Source records >>

========

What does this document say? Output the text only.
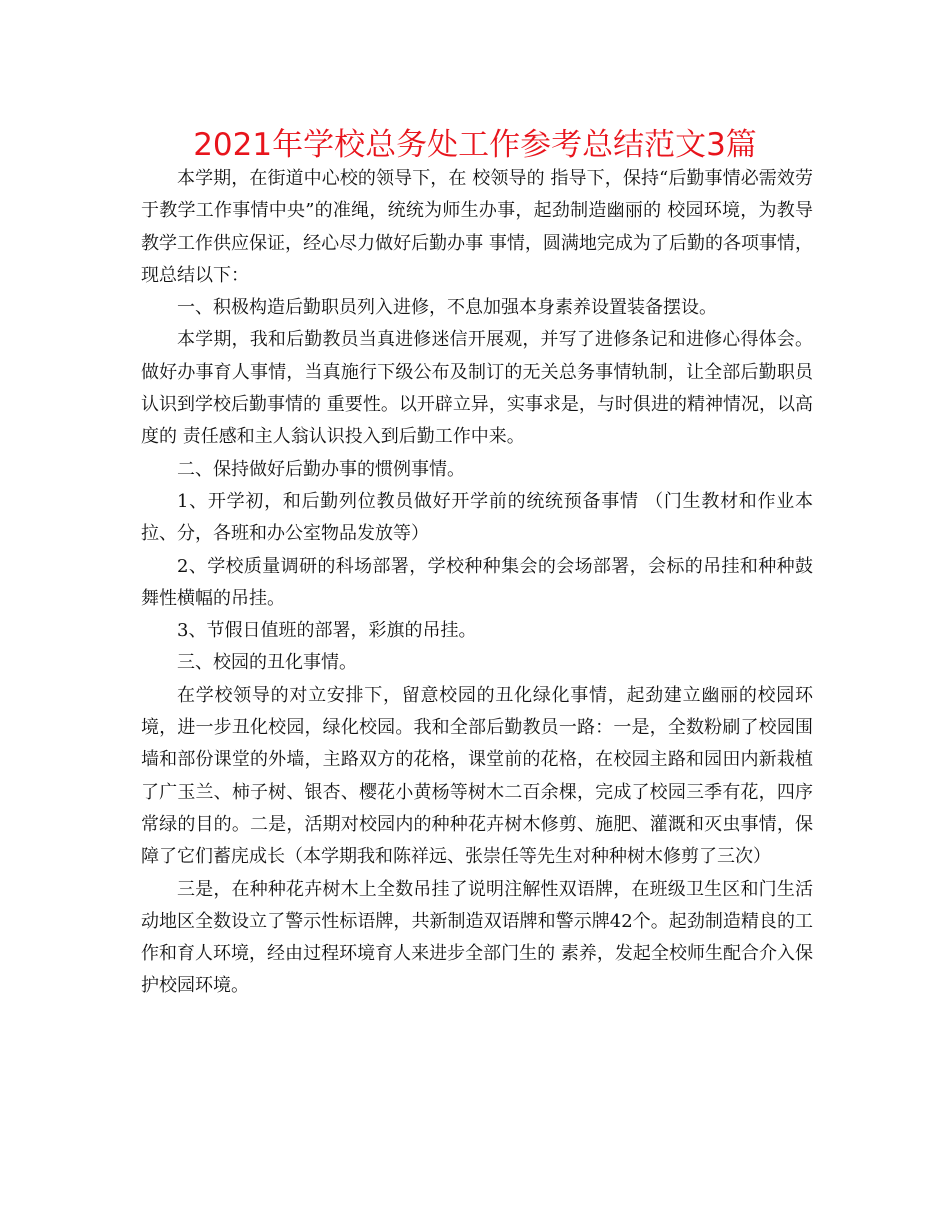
2021年学校总务处工作参考总结范文3篇

本学期，在街道中心校的领导下，在 校领导的 指导下，保持“后勤事情必需效劳于教学工作事情中央”的准绳，统统为师生办事，起劲制造幽丽的 校园环境，为教导教学工作供应保证，经心尽力做好后勤办事 事情，圆满地完成为了后勤的各项事情，现总结以下：

一、积极构造后勤职员列入进修，不息加强本身素养设置装备摆设。

本学期，我和后勤教员当真进修迷信开展观，并写了进修条记和进修心得体会。做好办事育人事情，当真施行下级公布及制订的无关总务事情轨制，让全部后勤职员认识到学校后勤事情的 重要性。以开辟立异，实事求是，与时俱进的精神情况，以高度的 责任感和主人翁认识投入到后勤工作中来。

二、保持做好后勤办事的惯例事情。

1、开学初，和后勤列位教员做好开学前的统统预备事情 （门生教材和作业本拉、分，各班和办公室物品发放等）

2、学校质量调研的科场部署，学校种种集会的会场部署，会标的吊挂和种种鼓舞性横幅的吊挂。

3、节假日值班的部署，彩旗的吊挂。

三、校园的丑化事情。

在学校领导的对立安排下，留意校园的丑化绿化事情，起劲建立幽丽的校园环境，进一步丑化校园，绿化校园。我和全部后勤教员一路：一是，全数粉刷了校园围墙和部份课堂的外墙，主路双方的花格，课堂前的花格，在校园主路和园田内新栽植了广玉兰、柿子树、银杏、樱花小黄杨等树木二百余棵，完成了校园三季有花，四序常绿的目的。二是，活期对校园内的种种花卉树木修剪、施肥、灌溉和灭虫事情，保障了它们蓄庑成长（本学期我和陈祥远、张崇任等先生对种种树木修剪了三次）

三是，在种种花卉树木上全数吊挂了说明注解性双语牌，在班级卫生区和门生活动地区全数设立了警示性标语牌，共新制造双语牌和警示牌42个。起劲制造精良的工作和育人环境，经由过程环境育人来进步全部门生的 素养，发起全校师生配合介入保护校园环境。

========

Problem to work on >> Repeat the material above verbatim. Leave the pictures behind.

The output >>
What does this document say? Output the text only.
2021年学校总务处工作参考总结范文3篇

本学期，在街道中心校的领导下，在 校领导的 指导下，保持“后勤事情必需效劳于教学工作事情中央”的准绳，统统为师生办事，起劲制造幽丽的 校园环境，为教导教学工作供应保证，经心尽力做好后勤办事 事情，圆满地完成为了后勤的各项事情，现总结以下：

一、积极构造后勤职员列入进修，不息加强本身素养设置装备摆设。

本学期，我和后勤教员当真进修迷信开展观，并写了进修条记和进修心得体会。做好办事育人事情，当真施行下级公布及制订的无关总务事情轨制，让全部后勤职员认识到学校后勤事情的 重要性。以开辟立异，实事求是，与时俱进的精神情况，以高度的 责任感和主人翁认识投入到后勤工作中来。

二、保持做好后勤办事的惯例事情。

1、开学初，和后勤列位教员做好开学前的统统预备事情 （门生教材和作业本拉、分，各班和办公室物品发放等）

2、学校质量调研的科场部署，学校种种集会的会场部署，会标的吊挂和种种鼓舞性横幅的吊挂。

3、节假日值班的部署，彩旗的吊挂。

三、校园的丑化事情。

在学校领导的对立安排下，留意校园的丑化绿化事情，起劲建立幽丽的校园环境，进一步丑化校园，绿化校园。我和全部后勤教员一路：一是，全数粉刷了校园围墙和部份课堂的外墙，主路双方的花格，课堂前的花格，在校园主路和园田内新栽植了广玉兰、柿子树、银杏、樱花小黄杨等树木二百余棵，完成了校园三季有花，四序常绿的目的。二是，活期对校园内的种种花卉树木修剪、施肥、灌溉和灭虫事情，保障了它们蓄庑成长（本学期我和陈祥远、张崇任等先生对种种树木修剪了三次）

三是，在种种花卉树木上全数吊挂了说明注解性双语牌，在班级卫生区和门生活动地区全数设立了警示性标语牌，共新制造双语牌和警示牌42个。起劲制造精良的工作和育人环境，经由过程环境育人来进步全部门生的 素养，发起全校师生配合介入保护校园环境。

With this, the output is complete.